Given instruction => Without the pictures, write out all the lines below exactly as they appear.

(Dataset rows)
•••••

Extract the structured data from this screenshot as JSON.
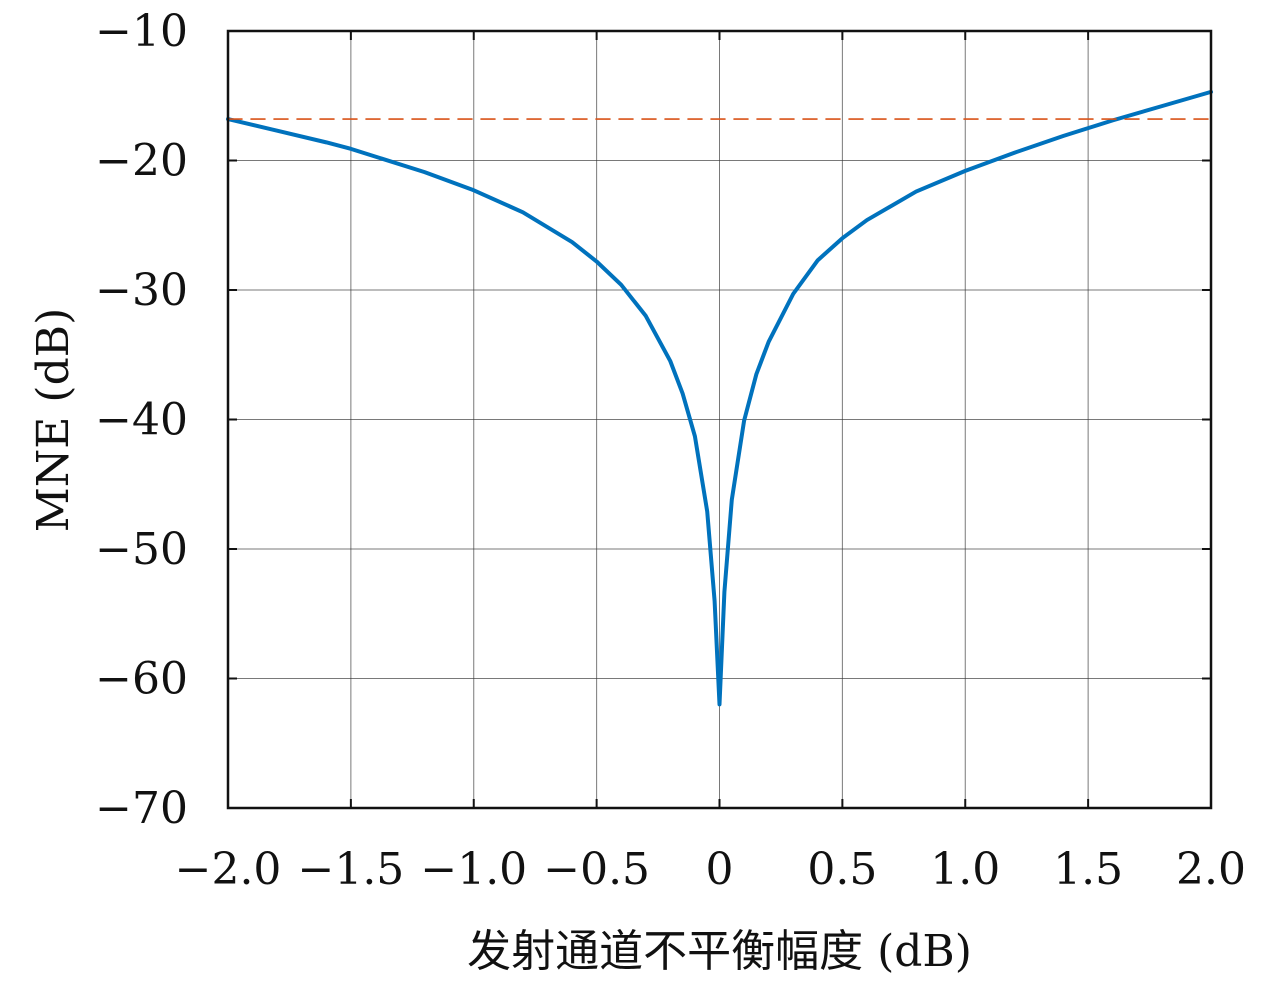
{
  "chart_data": {
    "type": "line",
    "title": "",
    "xlabel": "发射通道不平衡幅度 (dB)",
    "ylabel": "MNE (dB)",
    "xlim": [
      -2.0,
      2.0
    ],
    "ylim": [
      -70,
      -10
    ],
    "x_ticks": [
      -2.0,
      -1.5,
      -1.0,
      -0.5,
      0,
      0.5,
      1.0,
      1.5,
      2.0
    ],
    "x_tick_labels": [
      "−2.0",
      "−1.5",
      "−1.0",
      "−0.5",
      "0",
      "0.5",
      "1.0",
      "1.5",
      "2.0"
    ],
    "y_ticks": [
      -10,
      -20,
      -30,
      -40,
      -50,
      -60,
      -70
    ],
    "y_tick_labels": [
      "−10",
      "−20",
      "−30",
      "−40",
      "−50",
      "−60",
      "−70"
    ],
    "grid": true,
    "series": [
      {
        "style": "solid",
        "color": "#0072bd",
        "x": [
          -2.0,
          -1.8,
          -1.6,
          -1.5,
          -1.4,
          -1.2,
          -1.0,
          -0.8,
          -0.6,
          -0.5,
          -0.4,
          -0.3,
          -0.2,
          -0.15,
          -0.1,
          -0.05,
          -0.02,
          0.0,
          0.02,
          0.05,
          0.1,
          0.15,
          0.2,
          0.3,
          0.4,
          0.5,
          0.6,
          0.8,
          1.0,
          1.2,
          1.4,
          1.5,
          1.6,
          1.8,
          2.0
        ],
        "y": [
          -16.8,
          -17.7,
          -18.6,
          -19.1,
          -19.7,
          -20.9,
          -22.3,
          -24.0,
          -26.3,
          -27.8,
          -29.6,
          -32.0,
          -35.5,
          -38.0,
          -41.3,
          -47.1,
          -54.0,
          -62.0,
          -53.3,
          -46.2,
          -40.1,
          -36.5,
          -34.0,
          -30.3,
          -27.7,
          -26.0,
          -24.6,
          -22.4,
          -20.8,
          -19.4,
          -18.1,
          -17.5,
          -16.9,
          -15.8,
          -14.7
        ]
      },
      {
        "style": "dashed",
        "color": "#d95319",
        "x": [
          -2.0,
          2.0
        ],
        "y": [
          -16.8,
          -16.8
        ]
      }
    ]
  }
}
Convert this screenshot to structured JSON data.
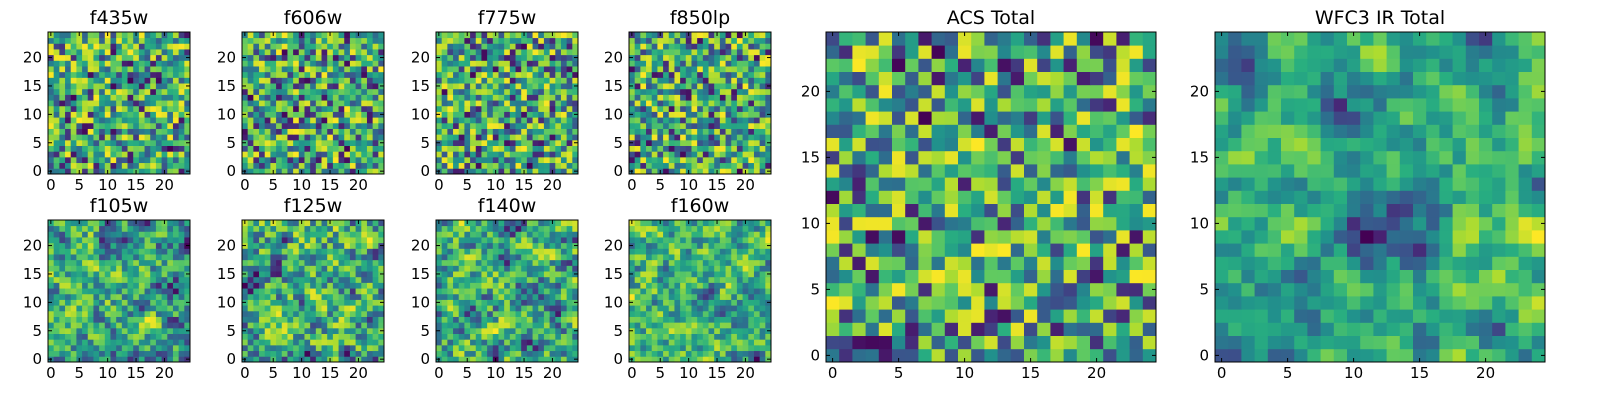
{
  "figure": {
    "panels": [
      {
        "title": "f435w",
        "seed": 11,
        "smooth": 0
      },
      {
        "title": "f606w",
        "seed": 23,
        "smooth": 0
      },
      {
        "title": "f775w",
        "seed": 37,
        "smooth": 0
      },
      {
        "title": "f850lp",
        "seed": 41,
        "smooth": 0
      },
      {
        "title": "f105w",
        "seed": 53,
        "smooth": 1
      },
      {
        "title": "f125w",
        "seed": 67,
        "smooth": 1
      },
      {
        "title": "f140w",
        "seed": 71,
        "smooth": 1
      },
      {
        "title": "f160w",
        "seed": 83,
        "smooth": 1
      },
      {
        "title": "ACS Total",
        "seed": 97,
        "smooth": 0
      },
      {
        "title": "WFC3 IR Total",
        "seed": 109,
        "smooth": 2
      }
    ],
    "colormap": "viridis"
  },
  "chart_data": {
    "type": "heatmap",
    "colormap": "viridis",
    "grid_size": [
      25,
      25
    ],
    "xlim": [
      -0.5,
      24.5
    ],
    "ylim": [
      -0.5,
      24.5
    ],
    "small_panel_x_ticks": [
      "0",
      "5",
      "10",
      "15",
      "20"
    ],
    "small_panel_y_ticks": [
      "0",
      "5",
      "10",
      "15",
      "20"
    ],
    "large_panel_x_ticks": [
      "0",
      "5",
      "10",
      "15",
      "20"
    ],
    "large_panel_y_ticks": [
      "0",
      "5",
      "10",
      "15",
      "20"
    ],
    "panel_titles": [
      "f435w",
      "f606w",
      "f775w",
      "f850lp",
      "f105w",
      "f125w",
      "f140w",
      "f160w",
      "ACS Total",
      "WFC3 IR Total"
    ]
  }
}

•••••

Finished answer =>
Extract the structured data from this screenshot as JSON.
{
  "chart_data": {
    "type": "line",
    "title": "",
    "xlabel": "发射通道不平衡幅度 (dB)",
    "ylabel": "MNE (dB)",
    "xlim": [
      -2.0,
      2.0
    ],
    "ylim": [
      -70,
      -10
    ],
    "x_ticks": [
      -2.0,
      -1.5,
      -1.0,
      -0.5,
      0,
      0.5,
      1.0,
      1.5,
      2.0
    ],
    "x_tick_labels": [
      "−2.0",
      "−1.5",
      "−1.0",
      "−0.5",
      "0",
      "0.5",
      "1.0",
      "1.5",
      "2.0"
    ],
    "y_ticks": [
      -10,
      -20,
      -30,
      -40,
      -50,
      -60,
      -70
    ],
    "y_tick_labels": [
      "−10",
      "−20",
      "−30",
      "−40",
      "−50",
      "−60",
      "−70"
    ],
    "grid": true,
    "series": [
      {
        "style": "solid",
        "color": "#0072bd",
        "x": [
          -2.0,
          -1.8,
          -1.6,
          -1.5,
          -1.4,
          -1.2,
          -1.0,
          -0.8,
          -0.6,
          -0.5,
          -0.4,
          -0.3,
          -0.2,
          -0.15,
          -0.1,
          -0.05,
          -0.02,
          0.0,
          0.02,
          0.05,
          0.1,
          0.15,
          0.2,
          0.3,
          0.4,
          0.5,
          0.6,
          0.8,
          1.0,
          1.2,
          1.4,
          1.5,
          1.6,
          1.8,
          2.0
        ],
        "y": [
          -16.8,
          -17.7,
          -18.6,
          -19.1,
          -19.7,
          -20.9,
          -22.3,
          -24.0,
          -26.3,
          -27.8,
          -29.6,
          -32.0,
          -35.5,
          -38.0,
          -41.3,
          -47.1,
          -54.0,
          -62.0,
          -53.3,
          -46.2,
          -40.1,
          -36.5,
          -34.0,
          -30.3,
          -27.7,
          -26.0,
          -24.6,
          -22.4,
          -20.8,
          -19.4,
          -18.1,
          -17.5,
          -16.9,
          -15.8,
          -14.7
        ]
      },
      {
        "style": "dashed",
        "color": "#d95319",
        "x": [
          -2.0,
          2.0
        ],
        "y": [
          -16.8,
          -16.8
        ]
      }
    ]
  }
}
Convert this screenshot to structured JSON data.
{
  "figure": {
    "panels": [
      {
        "title": "f435w",
        "seed": 11,
        "smooth": 0
      },
      {
        "title": "f606w",
        "seed": 23,
        "smooth": 0
      },
      {
        "title": "f775w",
        "seed": 37,
        "smooth": 0
      },
      {
        "title": "f850lp",
        "seed": 41,
        "smooth": 0
      },
      {
        "title": "f105w",
        "seed": 53,
        "smooth": 1
      },
      {
        "title": "f125w",
        "seed": 67,
        "smooth": 1
      },
      {
        "title": "f140w",
        "seed": 71,
        "smooth": 1
      },
      {
        "title": "f160w",
        "seed": 83,
        "smooth": 1
      },
      {
        "title": "ACS Total",
        "seed": 97,
        "smooth": 0
      },
      {
        "title": "WFC3 IR Total",
        "seed": 109,
        "smooth": 2
      }
    ],
    "colormap": "viridis"
  },
  "chart_data": {
    "type": "heatmap",
    "colormap": "viridis",
    "grid_size": [
      25,
      25
    ],
    "xlim": [
      -0.5,
      24.5
    ],
    "ylim": [
      -0.5,
      24.5
    ],
    "small_panel_x_ticks": [
      "0",
      "5",
      "10",
      "15",
      "20"
    ],
    "small_panel_y_ticks": [
      "0",
      "5",
      "10",
      "15",
      "20"
    ],
    "large_panel_x_ticks": [
      "0",
      "5",
      "10",
      "15",
      "20"
    ],
    "large_panel_y_ticks": [
      "0",
      "5",
      "10",
      "15",
      "20"
    ],
    "panel_titles": [
      "f435w",
      "f606w",
      "f775w",
      "f850lp",
      "f105w",
      "f125w",
      "f140w",
      "f160w",
      "ACS Total",
      "WFC3 IR Total"
    ]
  }
}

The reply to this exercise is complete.